— What is being asked —
Write the listing below out again exactly, dropping the images.

::: Dataset records :::

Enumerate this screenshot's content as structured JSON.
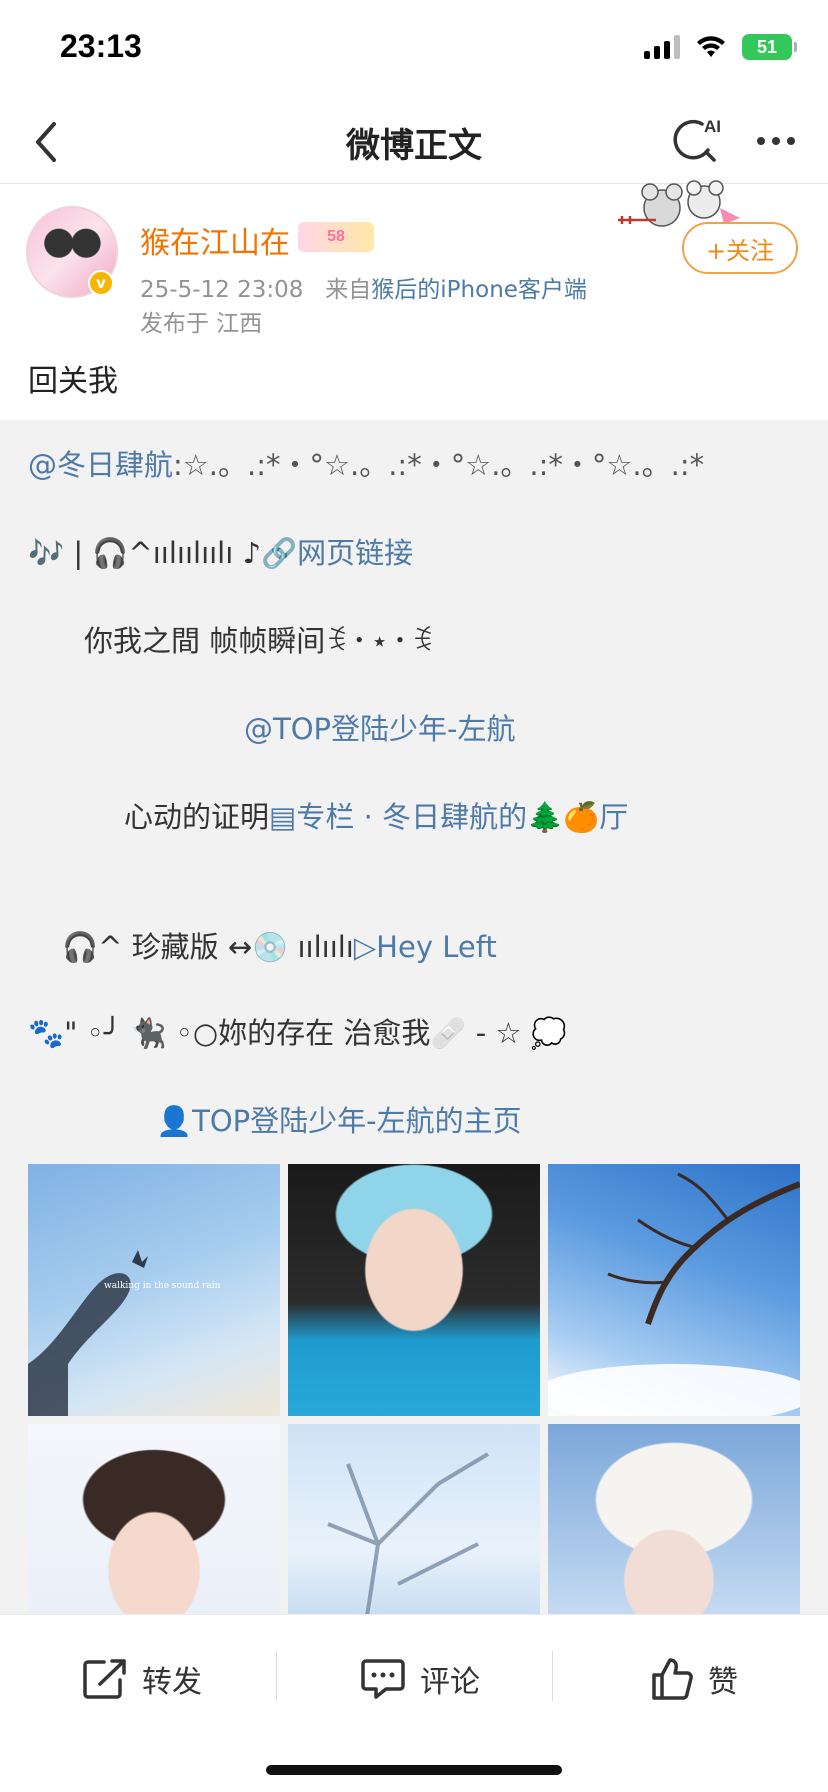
{
  "status_bar": {
    "time": "23:13",
    "battery": "51"
  },
  "nav": {
    "title": "微博正文",
    "ai_label": "AI"
  },
  "author": {
    "name": "猴在江山在",
    "level_badge": "58",
    "timestamp": "25-5-12 23:08",
    "source_prefix": "来自",
    "source": "猴后的iPhone客户端",
    "location": "发布于 江西",
    "follow_label": "+关注"
  },
  "post": {
    "text": "回关我"
  },
  "repost": {
    "line1_mention": "@冬日肆航",
    "line1_rest": ":☆.。.:*・°☆.。.:*・°☆.。.:*・°☆.。.:*",
    "line2_prefix": "🎶 | 🎧^ıılıılıılı ♪",
    "line2_link": "🔗网页链接",
    "line3": "你我之間 帧帧瞬间ꉂ・⋆・ꉂ",
    "line4_mention": "@TOP登陆少年-左航",
    "line5_prefix": "心动的证明",
    "line5_link": "▤专栏 · 冬日肆航的🌲🍊厅",
    "line6_prefix": "🎧^   珍藏版 ↔💿   ıılıılı",
    "line6_link": "▷Hey Left",
    "line7": "🐾\" ◦╯ 🐈‍⬛ ◦○妳的存在 治愈我🩹 - ☆ 💭",
    "line8_link": "👤TOP登陆少年-左航的主页",
    "image1_caption": "walking in the sound rain"
  },
  "actions": {
    "repost": "转发",
    "comment": "评论",
    "like": "赞"
  },
  "colors": {
    "link": "#4e7aa8",
    "author_name": "#f27300",
    "follow": "#f08a18",
    "repost_bg": "#f2f2f2"
  }
}
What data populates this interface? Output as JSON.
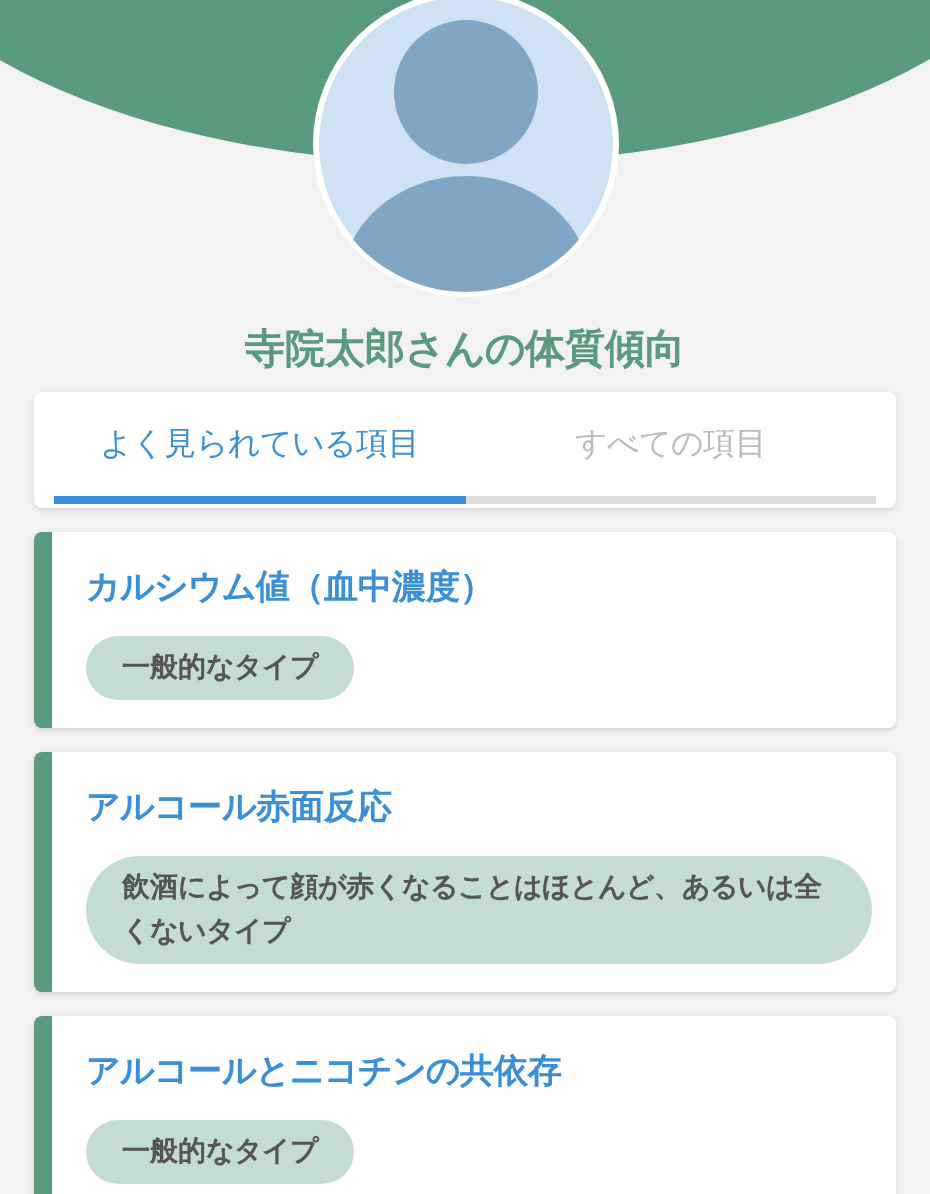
{
  "title": "寺院太郎さんの体質傾向",
  "tabs": [
    {
      "label": "よく見られている項目",
      "selected": true
    },
    {
      "label": "すべての項目",
      "selected": false
    }
  ],
  "items": [
    {
      "name": "カルシウム値（血中濃度）",
      "result": "一般的なタイプ"
    },
    {
      "name": "アルコール赤面反応",
      "result": "飲酒によって顔が赤くなることはほとんど、あるいは全くないタイプ"
    },
    {
      "name": "アルコールとニコチンの共依存",
      "result": "一般的なタイプ"
    }
  ]
}
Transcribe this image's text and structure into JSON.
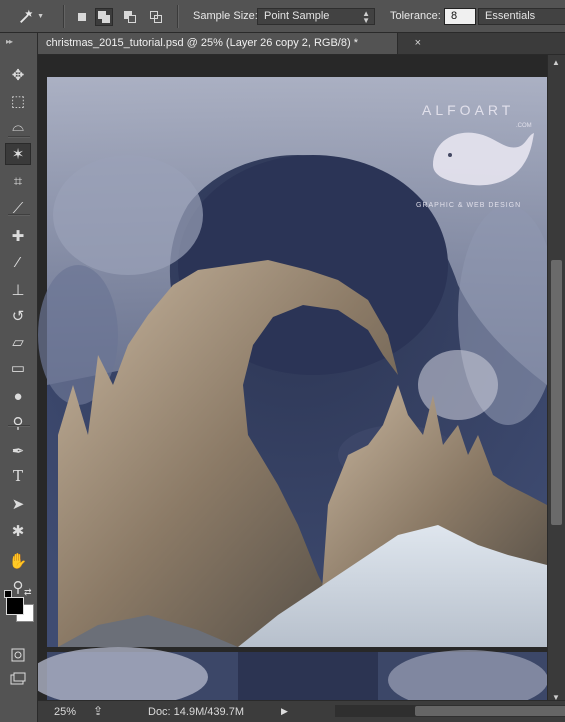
{
  "options_bar": {
    "tool_icon": "magic-wand-icon",
    "sample_size_label": "Sample Size:",
    "sample_size_value": "Point Sample",
    "tolerance_label": "Tolerance:",
    "tolerance_value": "8",
    "workspace_value": "Essentials"
  },
  "document": {
    "tab_title": "christmas_2015_tutorial.psd @ 25% (Layer 26 copy 2, RGB/8) *",
    "close_glyph": "×"
  },
  "canvas": {
    "watermark_top": "ALFOART",
    "watermark_bottom": "GRAPHIC & WEB DESIGN",
    "watermark_small": ".COM"
  },
  "toolbar": {
    "tools": [
      {
        "name": "move-tool",
        "icon": "move-icon",
        "glyph": "✥"
      },
      {
        "name": "marquee-tool",
        "icon": "rectangular-marquee-icon",
        "glyph": "⬚"
      },
      {
        "name": "lasso-tool",
        "icon": "polygonal-lasso-icon",
        "glyph": "⌓"
      },
      {
        "name": "magic-wand-tool",
        "icon": "magic-wand-icon",
        "glyph": "✶"
      },
      {
        "name": "crop-tool",
        "icon": "crop-icon",
        "glyph": "⌗"
      },
      {
        "name": "eyedropper-tool",
        "icon": "eyedropper-icon",
        "glyph": "⟋"
      },
      {
        "name": "healing-tool",
        "icon": "bandage-icon",
        "glyph": "✚"
      },
      {
        "name": "brush-tool",
        "icon": "brush-icon",
        "glyph": "⁄"
      },
      {
        "name": "stamp-tool",
        "icon": "clone-stamp-icon",
        "glyph": "⊥"
      },
      {
        "name": "history-brush-tool",
        "icon": "history-brush-icon",
        "glyph": "↺"
      },
      {
        "name": "eraser-tool",
        "icon": "eraser-icon",
        "glyph": "▱"
      },
      {
        "name": "gradient-tool",
        "icon": "gradient-icon",
        "glyph": "▭"
      },
      {
        "name": "blur-tool",
        "icon": "blur-drop-icon",
        "glyph": "●"
      },
      {
        "name": "dodge-tool",
        "icon": "dodge-icon",
        "glyph": "⚲"
      },
      {
        "name": "pen-tool",
        "icon": "pen-icon",
        "glyph": "✒"
      },
      {
        "name": "type-tool",
        "icon": "type-icon",
        "glyph": "T"
      },
      {
        "name": "path-selection-tool",
        "icon": "path-selection-icon",
        "glyph": "➤"
      },
      {
        "name": "shape-tool",
        "icon": "custom-shape-icon",
        "glyph": "✱"
      },
      {
        "name": "hand-tool",
        "icon": "hand-icon",
        "glyph": "✋"
      },
      {
        "name": "zoom-tool",
        "icon": "zoom-icon",
        "glyph": "⚲"
      }
    ],
    "foreground_color": "#000000",
    "background_color": "#ffffff"
  },
  "status": {
    "zoom": "25%",
    "doc_info": "Doc: 14.9M/439.7M"
  }
}
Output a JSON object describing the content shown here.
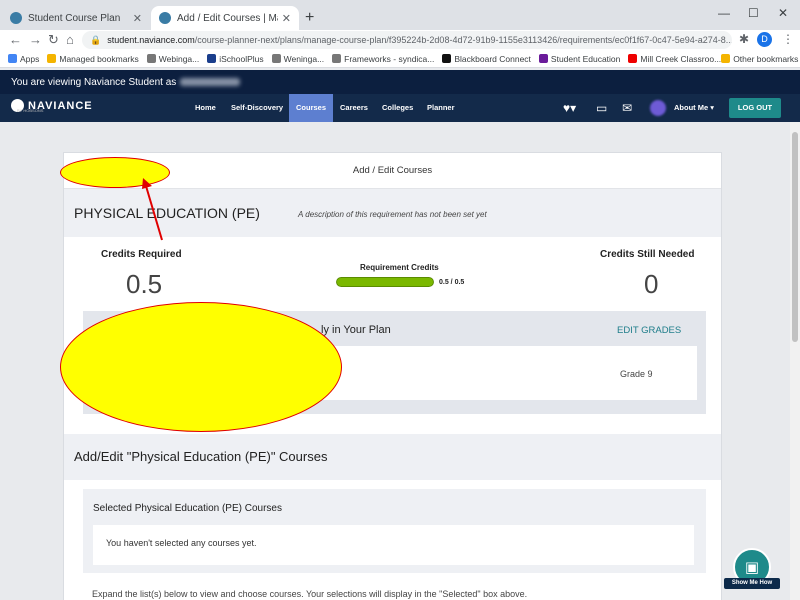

:::

— Output below —
Enumerate this screenshot's content as structured JSON.
{
  "status_bar": {
    "time": "23:13",
    "battery": "51"
  },
  "nav": {
    "title": "微博正文",
    "ai_label": "AI"
  },
  "author": {
    "name": "猴在江山在",
    "level_badge": "58",
    "timestamp": "25-5-12 23:08",
    "source_prefix": "来自",
    "source": "猴后的iPhone客户端",
    "location": "发布于 江西",
    "follow_label": "+关注"
  },
  "post": {
    "text": "回关我"
  },
  "repost": {
    "line1_mention": "@冬日肆航",
    "line1_rest": ":☆.。.:*・°☆.。.:*・°☆.。.:*・°☆.。.:*",
    "line2_prefix": "🎶 | 🎧^ıılıılıılı ♪",
    "line2_link": "🔗网页链接",
    "line3": "你我之間 帧帧瞬间ꉂ・⋆・ꉂ",
    "line4_mention": "@TOP登陆少年-左航",
    "line5_prefix": "心动的证明",
    "line5_link": "▤专栏 · 冬日肆航的🌲🍊厅",
    "line6_prefix": "🎧^   珍藏版 ↔💿   ıılıılı",
    "line6_link": "▷Hey Left",
    "line7": "🐾\" ◦╯ 🐈‍⬛ ◦○妳的存在 治愈我🩹 - ☆ 💭",
    "line8_link": "👤TOP登陆少年-左航的主页",
    "image1_caption": "walking in the sound rain"
  },
  "actions": {
    "repost": "转发",
    "comment": "评论",
    "like": "赞"
  },
  "colors": {
    "link": "#4e7aa8",
    "author_name": "#f27300",
    "follow": "#f08a18",
    "repost_bg": "#f2f2f2"
  }
}
What data populates this interface? Output as JSON.
{
  "title": "寺院太郎さんの体質傾向",
  "tabs": [
    {
      "label": "よく見られている項目",
      "selected": true
    },
    {
      "label": "すべての項目",
      "selected": false
    }
  ],
  "items": [
    {
      "name": "カルシウム値（血中濃度）",
      "result": "一般的なタイプ"
    },
    {
      "name": "アルコール赤面反応",
      "result": "飲酒によって顔が赤くなることはほとんど、あるいは全くないタイプ"
    },
    {
      "name": "アルコールとニコチンの共依存",
      "result": "一般的なタイプ"
    }
  ]
}
Transcribe this image's text and structure into JSON.
{
  "options_bar": {
    "tool_icon": "magic-wand-icon",
    "sample_size_label": "Sample Size:",
    "sample_size_value": "Point Sample",
    "tolerance_label": "Tolerance:",
    "tolerance_value": "8",
    "workspace_value": "Essentials"
  },
  "document": {
    "tab_title": "christmas_2015_tutorial.psd @ 25% (Layer 26 copy 2, RGB/8) *",
    "close_glyph": "×"
  },
  "canvas": {
    "watermark_top": "ALFOART",
    "watermark_bottom": "GRAPHIC & WEB DESIGN",
    "watermark_small": ".COM"
  },
  "toolbar": {
    "tools": [
      {
        "name": "move-tool",
        "icon": "move-icon",
        "glyph": "✥"
      },
      {
        "name": "marquee-tool",
        "icon": "rectangular-marquee-icon",
        "glyph": "⬚"
      },
      {
        "name": "lasso-tool",
        "icon": "polygonal-lasso-icon",
        "glyph": "⌓"
      },
      {
        "name": "magic-wand-tool",
        "icon": "magic-wand-icon",
        "glyph": "✶"
      },
      {
        "name": "crop-tool",
        "icon": "crop-icon",
        "glyph": "⌗"
      },
      {
        "name": "eyedropper-tool",
        "icon": "eyedropper-icon",
        "glyph": "⟋"
      },
      {
        "name": "healing-tool",
        "icon": "bandage-icon",
        "glyph": "✚"
      },
      {
        "name": "brush-tool",
        "icon": "brush-icon",
        "glyph": "⁄"
      },
      {
        "name": "stamp-tool",
        "icon": "clone-stamp-icon",
        "glyph": "⊥"
      },
      {
        "name": "history-brush-tool",
        "icon": "history-brush-icon",
        "glyph": "↺"
      },
      {
        "name": "eraser-tool",
        "icon": "eraser-icon",
        "glyph": "▱"
      },
      {
        "name": "gradient-tool",
        "icon": "gradient-icon",
        "glyph": "▭"
      },
      {
        "name": "blur-tool",
        "icon": "blur-drop-icon",
        "glyph": "●"
      },
      {
        "name": "dodge-tool",
        "icon": "dodge-icon",
        "glyph": "⚲"
      },
      {
        "name": "pen-tool",
        "icon": "pen-icon",
        "glyph": "✒"
      },
      {
        "name": "type-tool",
        "icon": "type-icon",
        "glyph": "T"
      },
      {
        "name": "path-selection-tool",
        "icon": "path-selection-icon",
        "glyph": "➤"
      },
      {
        "name": "shape-tool",
        "icon": "custom-shape-icon",
        "glyph": "✱"
      },
      {
        "name": "hand-tool",
        "icon": "hand-icon",
        "glyph": "✋"
      },
      {
        "name": "zoom-tool",
        "icon": "zoom-icon",
        "glyph": "⚲"
      }
    ],
    "foreground_color": "#000000",
    "background_color": "#ffffff"
  },
  "status": {
    "zoom": "25%",
    "doc_info": "Doc: 14.9M/439.7M"
  }
}
Output a JSON object describing the content shown here.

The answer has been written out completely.